— START OF Supplied records —
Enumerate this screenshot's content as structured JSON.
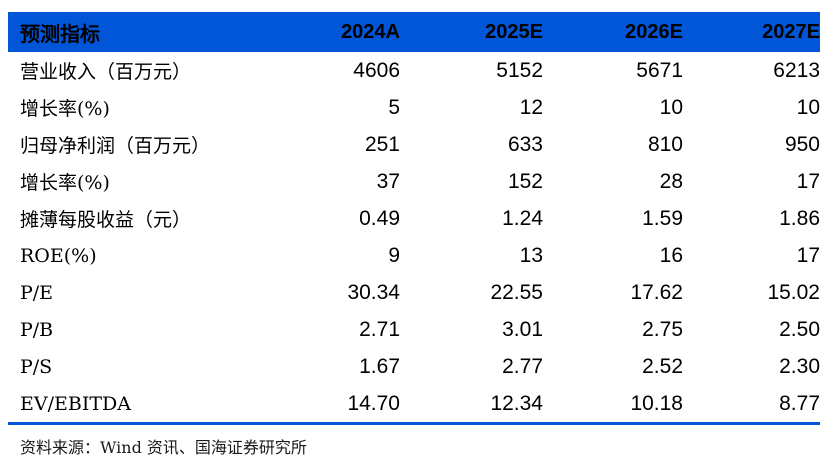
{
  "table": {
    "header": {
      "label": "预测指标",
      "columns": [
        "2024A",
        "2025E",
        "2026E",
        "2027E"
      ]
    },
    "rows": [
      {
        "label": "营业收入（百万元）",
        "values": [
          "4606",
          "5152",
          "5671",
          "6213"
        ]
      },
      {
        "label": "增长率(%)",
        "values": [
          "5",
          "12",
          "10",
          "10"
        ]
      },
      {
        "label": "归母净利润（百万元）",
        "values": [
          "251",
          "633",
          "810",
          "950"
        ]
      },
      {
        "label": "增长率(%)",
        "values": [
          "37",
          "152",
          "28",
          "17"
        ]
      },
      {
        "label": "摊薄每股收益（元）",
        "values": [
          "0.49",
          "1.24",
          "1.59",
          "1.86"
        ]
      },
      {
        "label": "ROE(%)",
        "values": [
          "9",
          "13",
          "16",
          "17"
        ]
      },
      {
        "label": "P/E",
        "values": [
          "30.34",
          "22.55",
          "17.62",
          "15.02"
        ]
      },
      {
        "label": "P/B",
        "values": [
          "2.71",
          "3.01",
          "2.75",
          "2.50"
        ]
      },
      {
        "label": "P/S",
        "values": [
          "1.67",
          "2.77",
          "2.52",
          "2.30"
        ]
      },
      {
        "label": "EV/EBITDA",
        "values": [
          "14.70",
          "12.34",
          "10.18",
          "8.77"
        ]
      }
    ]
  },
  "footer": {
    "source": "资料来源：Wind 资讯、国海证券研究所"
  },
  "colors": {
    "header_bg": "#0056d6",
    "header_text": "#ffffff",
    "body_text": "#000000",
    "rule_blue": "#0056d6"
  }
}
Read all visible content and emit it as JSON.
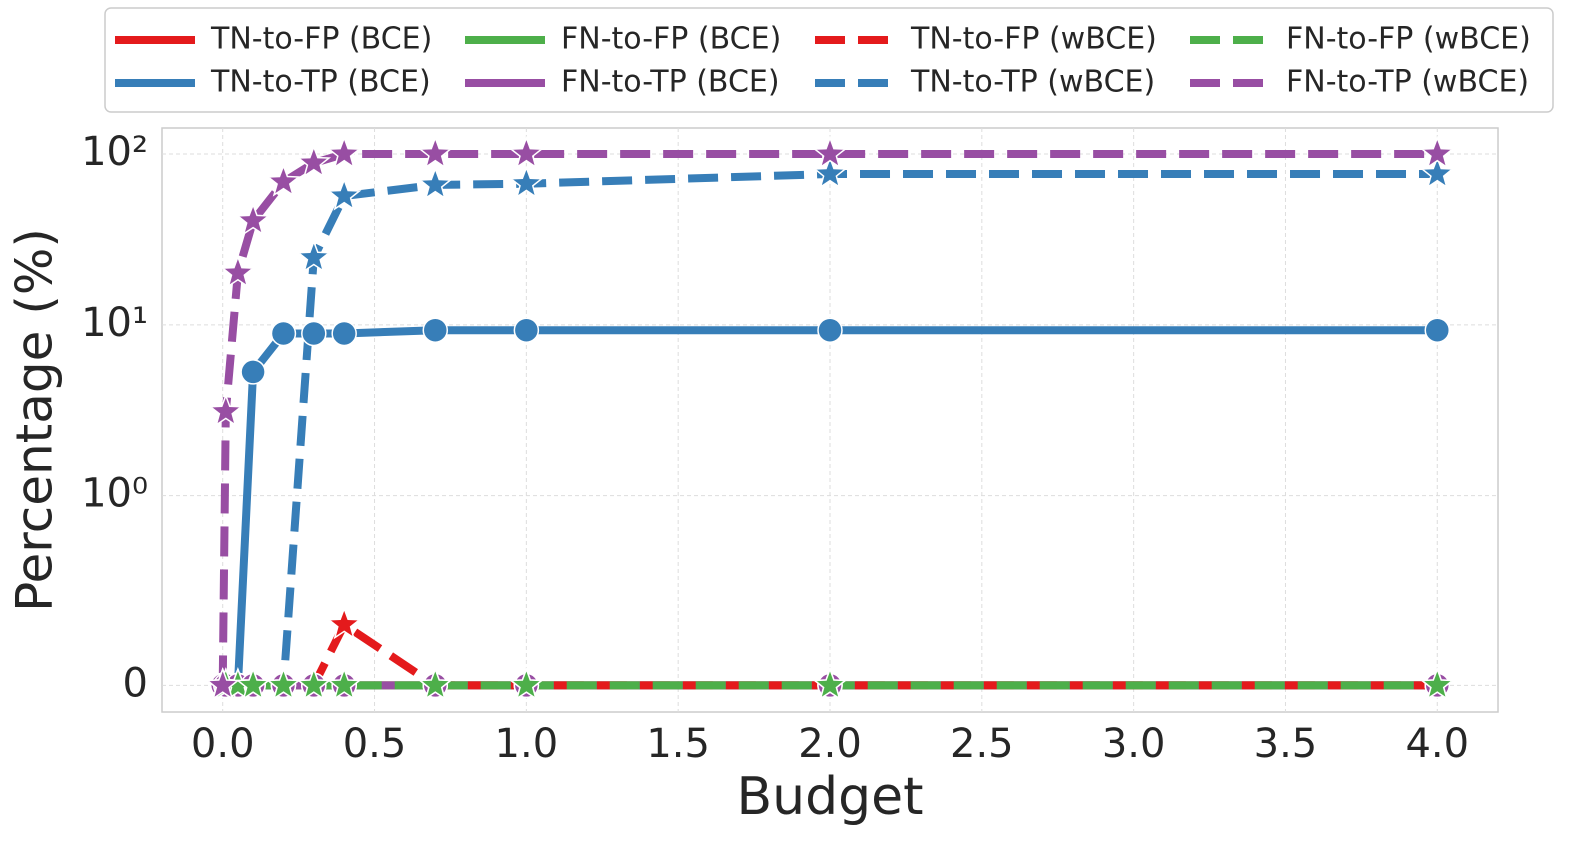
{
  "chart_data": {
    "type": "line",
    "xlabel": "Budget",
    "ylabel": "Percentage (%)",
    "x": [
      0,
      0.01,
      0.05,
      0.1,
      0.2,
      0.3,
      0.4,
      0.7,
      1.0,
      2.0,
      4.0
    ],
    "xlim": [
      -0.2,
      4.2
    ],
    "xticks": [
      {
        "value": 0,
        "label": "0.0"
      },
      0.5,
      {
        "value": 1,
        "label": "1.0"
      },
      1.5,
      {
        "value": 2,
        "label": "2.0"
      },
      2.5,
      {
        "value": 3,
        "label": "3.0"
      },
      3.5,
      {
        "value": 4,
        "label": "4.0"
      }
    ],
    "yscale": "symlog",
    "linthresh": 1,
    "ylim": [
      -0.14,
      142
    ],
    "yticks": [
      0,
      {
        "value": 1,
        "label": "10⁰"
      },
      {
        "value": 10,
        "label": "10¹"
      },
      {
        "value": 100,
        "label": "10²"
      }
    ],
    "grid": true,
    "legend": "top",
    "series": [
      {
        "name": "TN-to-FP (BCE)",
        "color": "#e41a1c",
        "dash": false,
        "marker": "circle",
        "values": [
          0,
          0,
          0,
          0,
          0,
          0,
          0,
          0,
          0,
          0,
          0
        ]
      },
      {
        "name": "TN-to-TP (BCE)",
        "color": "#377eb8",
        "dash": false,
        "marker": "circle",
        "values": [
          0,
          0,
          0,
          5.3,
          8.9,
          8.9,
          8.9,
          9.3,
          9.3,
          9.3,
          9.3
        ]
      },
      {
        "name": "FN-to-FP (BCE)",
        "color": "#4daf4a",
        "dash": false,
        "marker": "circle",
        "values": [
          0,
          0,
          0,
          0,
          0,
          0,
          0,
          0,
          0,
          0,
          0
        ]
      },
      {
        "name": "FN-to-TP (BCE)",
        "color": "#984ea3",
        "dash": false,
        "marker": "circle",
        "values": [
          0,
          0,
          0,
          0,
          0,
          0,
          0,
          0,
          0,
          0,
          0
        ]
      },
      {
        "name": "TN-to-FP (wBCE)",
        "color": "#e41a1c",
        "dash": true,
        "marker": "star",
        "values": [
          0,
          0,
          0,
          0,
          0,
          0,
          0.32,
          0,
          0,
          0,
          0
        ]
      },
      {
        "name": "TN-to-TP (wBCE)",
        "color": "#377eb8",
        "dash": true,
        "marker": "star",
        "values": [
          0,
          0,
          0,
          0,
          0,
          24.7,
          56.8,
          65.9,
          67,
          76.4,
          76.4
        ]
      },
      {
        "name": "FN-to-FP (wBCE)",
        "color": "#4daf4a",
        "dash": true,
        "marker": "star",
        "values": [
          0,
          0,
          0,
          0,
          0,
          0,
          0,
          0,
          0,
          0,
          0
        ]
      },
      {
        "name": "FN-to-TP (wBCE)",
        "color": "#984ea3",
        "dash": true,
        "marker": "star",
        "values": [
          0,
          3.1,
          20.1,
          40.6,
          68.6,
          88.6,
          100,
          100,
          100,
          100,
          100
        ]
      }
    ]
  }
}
— END OF Supplied records —
— START OF Supplied records —
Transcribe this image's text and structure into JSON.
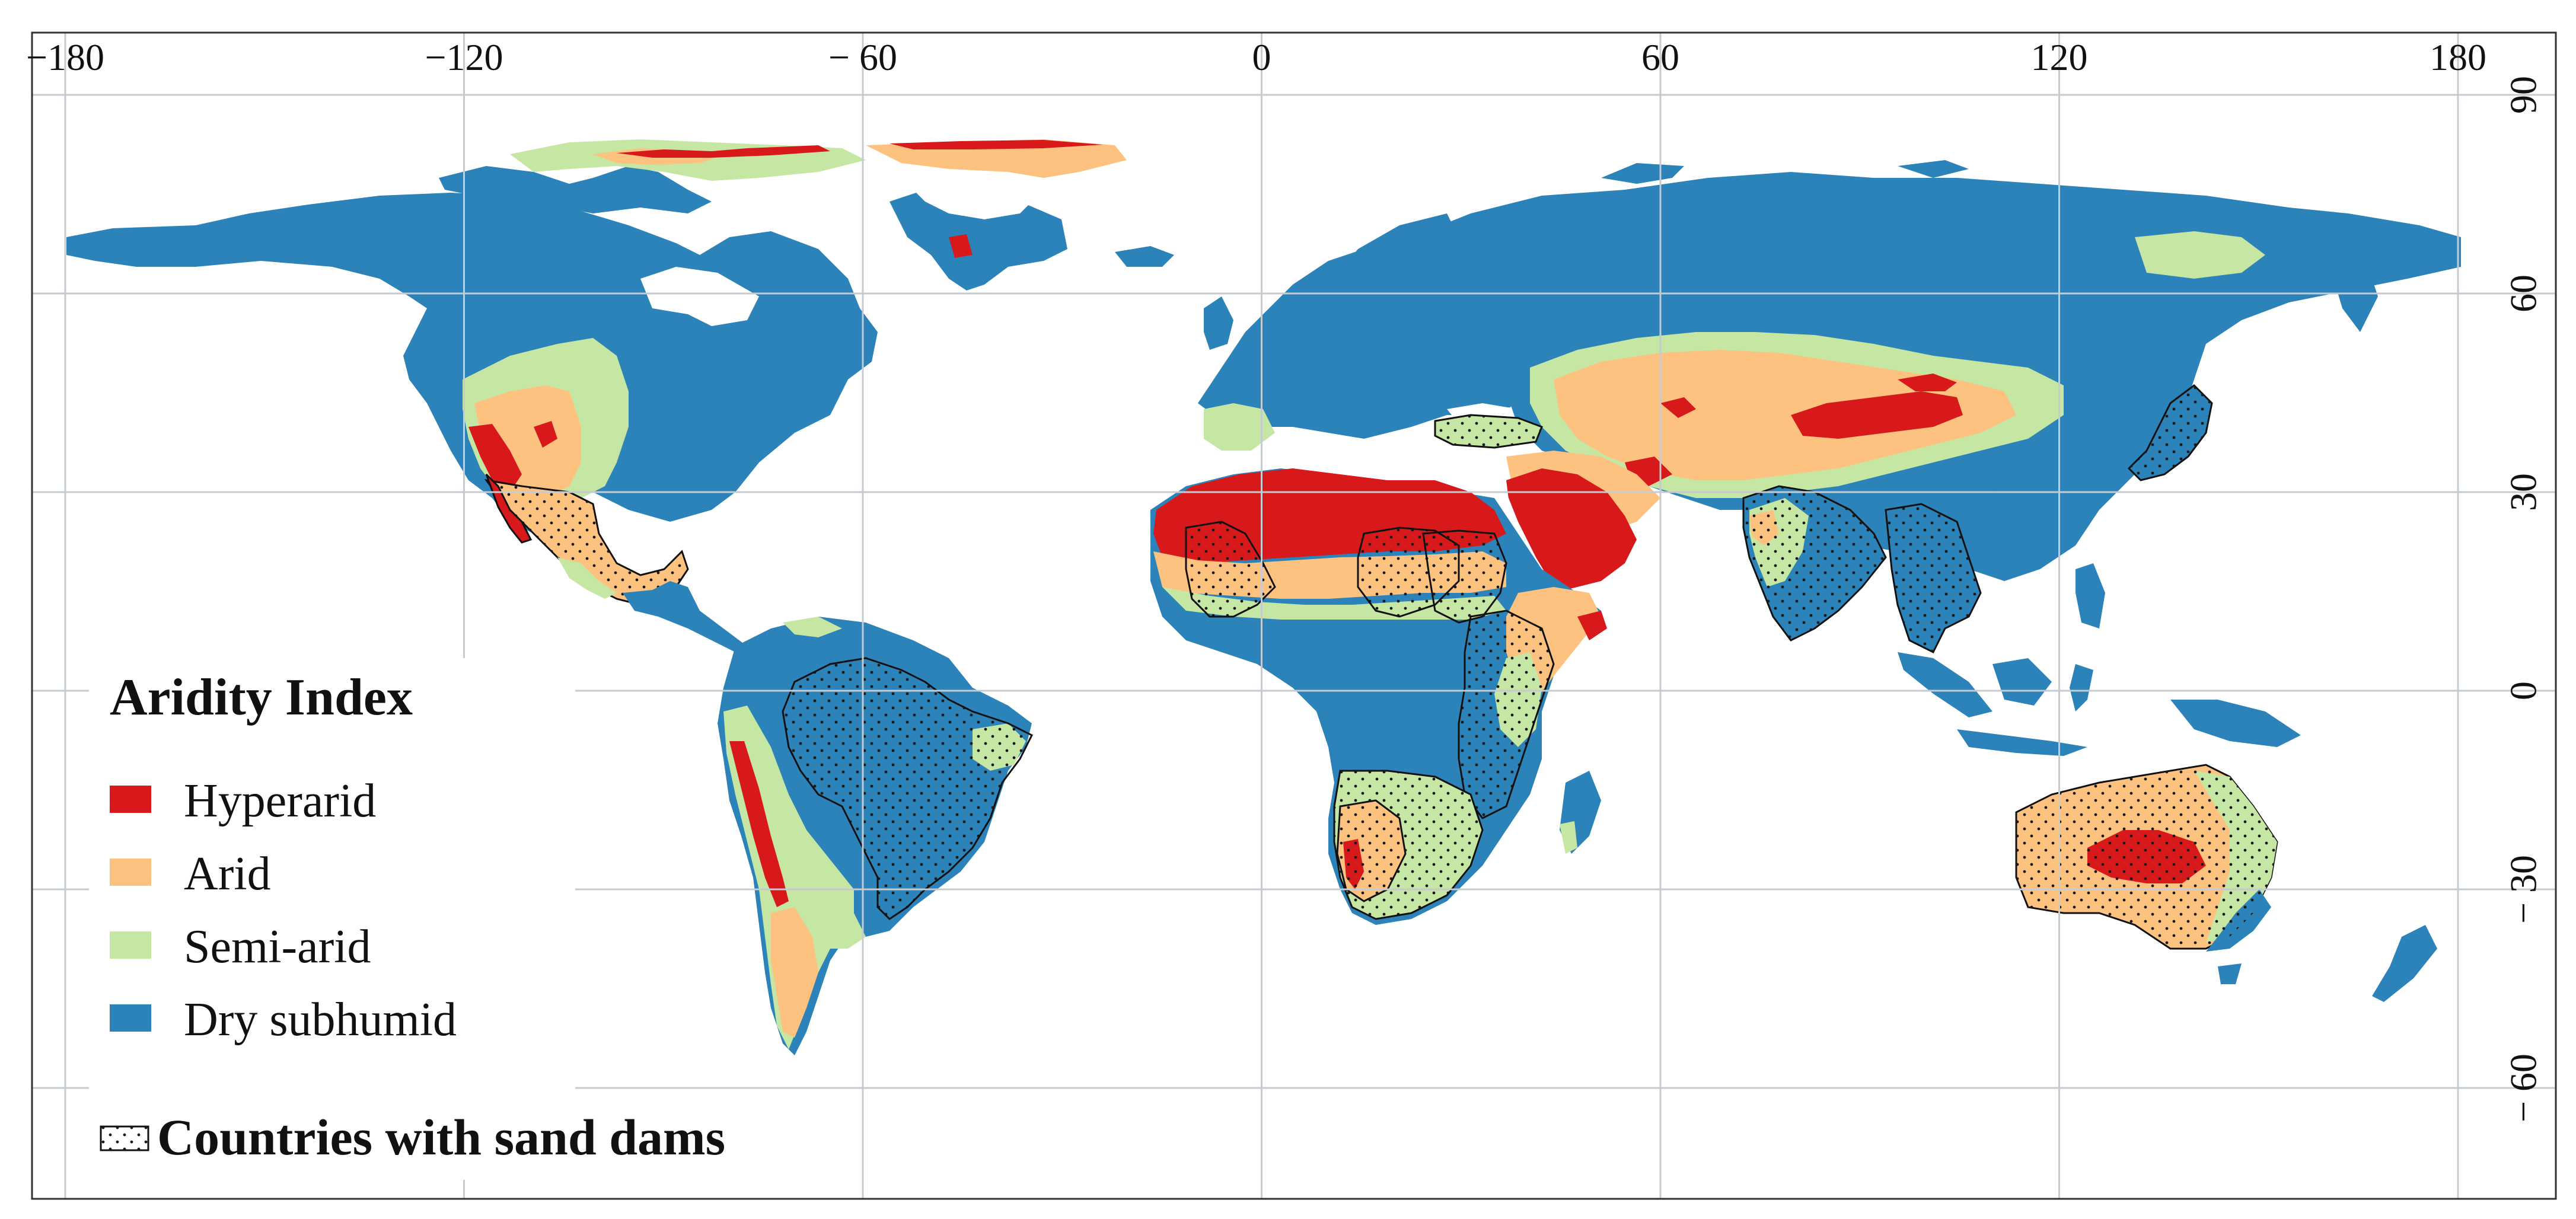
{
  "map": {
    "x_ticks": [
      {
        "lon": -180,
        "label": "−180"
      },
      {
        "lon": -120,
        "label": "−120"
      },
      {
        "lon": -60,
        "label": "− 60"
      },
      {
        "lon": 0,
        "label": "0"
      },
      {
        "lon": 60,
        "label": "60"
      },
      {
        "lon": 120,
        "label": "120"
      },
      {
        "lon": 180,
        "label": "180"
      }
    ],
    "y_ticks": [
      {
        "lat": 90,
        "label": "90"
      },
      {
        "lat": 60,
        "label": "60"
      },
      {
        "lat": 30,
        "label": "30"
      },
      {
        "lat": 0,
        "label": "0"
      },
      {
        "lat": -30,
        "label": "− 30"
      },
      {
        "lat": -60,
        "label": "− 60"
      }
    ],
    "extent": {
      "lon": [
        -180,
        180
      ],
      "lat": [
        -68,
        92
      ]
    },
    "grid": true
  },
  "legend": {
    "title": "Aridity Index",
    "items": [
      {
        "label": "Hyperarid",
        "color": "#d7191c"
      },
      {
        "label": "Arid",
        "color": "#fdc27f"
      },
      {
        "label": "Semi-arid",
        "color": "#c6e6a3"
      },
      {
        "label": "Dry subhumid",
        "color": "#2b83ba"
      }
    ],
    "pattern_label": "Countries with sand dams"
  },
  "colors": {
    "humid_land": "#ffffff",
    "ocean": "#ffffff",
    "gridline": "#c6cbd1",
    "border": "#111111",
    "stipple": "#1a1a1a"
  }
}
— END OF Supplied records —
* What you need to do
For the entries above, state how many lines contain the word "content". Provide the number by itself.

* Task result
2